Layout element entries
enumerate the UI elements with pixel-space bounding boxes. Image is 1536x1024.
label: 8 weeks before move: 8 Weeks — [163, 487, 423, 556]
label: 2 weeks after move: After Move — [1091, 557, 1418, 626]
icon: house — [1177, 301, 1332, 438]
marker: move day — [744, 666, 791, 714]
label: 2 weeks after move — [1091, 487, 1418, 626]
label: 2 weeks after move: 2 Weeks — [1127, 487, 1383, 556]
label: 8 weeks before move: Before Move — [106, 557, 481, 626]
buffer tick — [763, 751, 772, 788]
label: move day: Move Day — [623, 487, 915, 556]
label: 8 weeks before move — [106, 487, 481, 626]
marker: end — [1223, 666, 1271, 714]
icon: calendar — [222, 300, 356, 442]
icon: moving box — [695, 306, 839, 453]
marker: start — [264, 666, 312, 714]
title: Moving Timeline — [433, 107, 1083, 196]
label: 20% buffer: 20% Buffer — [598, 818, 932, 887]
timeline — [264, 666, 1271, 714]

PROBLEM DETAILS
Copy the rows above line for line, with no changes.

SOLUTION FOR THIS EXERCISE
enumerate the UI elements with pixel-space bounding boxes. Image is 1536x1024.
label: 8 weeks before move: 8 Weeks — [163, 487, 423, 556]
label: 2 weeks after move: After Move — [1091, 557, 1418, 626]
icon: house — [1177, 301, 1332, 438]
marker: move day — [744, 666, 791, 714]
label: 2 weeks after move — [1091, 487, 1418, 626]
label: 2 weeks after move: 2 Weeks — [1127, 487, 1383, 556]
label: 8 weeks before move: Before Move — [106, 557, 481, 626]
buffer tick — [763, 751, 772, 788]
label: move day: Move Day — [623, 487, 915, 556]
label: 8 weeks before move — [106, 487, 481, 626]
marker: end — [1223, 666, 1271, 714]
icon: calendar — [222, 300, 356, 442]
icon: moving box — [695, 306, 839, 453]
marker: start — [264, 666, 312, 714]
title: Moving Timeline — [433, 107, 1083, 196]
label: 20% buffer: 20% Buffer — [598, 818, 932, 887]
timeline — [264, 666, 1271, 714]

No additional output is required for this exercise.